Description of the task>
Below are records. Copy every line with "human" in it.
*** Dataset rows ***
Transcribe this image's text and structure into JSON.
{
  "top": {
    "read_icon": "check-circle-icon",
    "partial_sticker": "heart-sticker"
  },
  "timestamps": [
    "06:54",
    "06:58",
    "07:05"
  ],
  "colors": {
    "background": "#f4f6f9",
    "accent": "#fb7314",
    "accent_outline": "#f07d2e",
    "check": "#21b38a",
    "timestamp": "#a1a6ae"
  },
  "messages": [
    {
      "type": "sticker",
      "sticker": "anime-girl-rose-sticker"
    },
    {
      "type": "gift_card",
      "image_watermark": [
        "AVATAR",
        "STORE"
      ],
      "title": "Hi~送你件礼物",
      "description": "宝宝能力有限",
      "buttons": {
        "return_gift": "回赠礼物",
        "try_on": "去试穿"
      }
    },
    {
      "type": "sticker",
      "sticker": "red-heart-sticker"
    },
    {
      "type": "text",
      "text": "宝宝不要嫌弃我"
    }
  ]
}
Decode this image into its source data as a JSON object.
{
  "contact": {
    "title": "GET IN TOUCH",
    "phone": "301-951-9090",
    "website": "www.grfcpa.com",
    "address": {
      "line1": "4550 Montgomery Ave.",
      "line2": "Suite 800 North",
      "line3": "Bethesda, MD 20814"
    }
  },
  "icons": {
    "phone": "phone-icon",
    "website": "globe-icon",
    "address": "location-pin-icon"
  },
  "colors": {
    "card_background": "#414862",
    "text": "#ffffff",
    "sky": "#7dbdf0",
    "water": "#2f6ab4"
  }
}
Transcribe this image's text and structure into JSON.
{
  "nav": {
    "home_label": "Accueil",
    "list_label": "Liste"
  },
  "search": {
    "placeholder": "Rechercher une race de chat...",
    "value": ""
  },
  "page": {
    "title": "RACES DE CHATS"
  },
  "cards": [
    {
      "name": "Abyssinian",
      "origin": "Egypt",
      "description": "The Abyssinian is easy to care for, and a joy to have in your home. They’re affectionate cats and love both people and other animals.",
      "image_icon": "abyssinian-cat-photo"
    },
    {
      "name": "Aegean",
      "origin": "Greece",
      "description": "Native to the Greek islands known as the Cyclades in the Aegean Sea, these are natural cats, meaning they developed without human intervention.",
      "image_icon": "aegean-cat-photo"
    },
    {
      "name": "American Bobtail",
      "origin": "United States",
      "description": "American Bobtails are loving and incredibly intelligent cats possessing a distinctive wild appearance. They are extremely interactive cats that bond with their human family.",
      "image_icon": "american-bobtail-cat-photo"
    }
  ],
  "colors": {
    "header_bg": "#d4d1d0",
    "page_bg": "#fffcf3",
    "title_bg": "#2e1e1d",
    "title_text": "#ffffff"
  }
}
***
Task answer>
      "description": "Native to the Greek islands known as the Cyclades in the Aegean Sea, these are natural cats, meaning they developed without human intervention.",
      "description": "American Bobtails are loving and incredibly intelligent cats possessing a distinctive wild appearance. They are extremely interactive cats that bond with their human family.",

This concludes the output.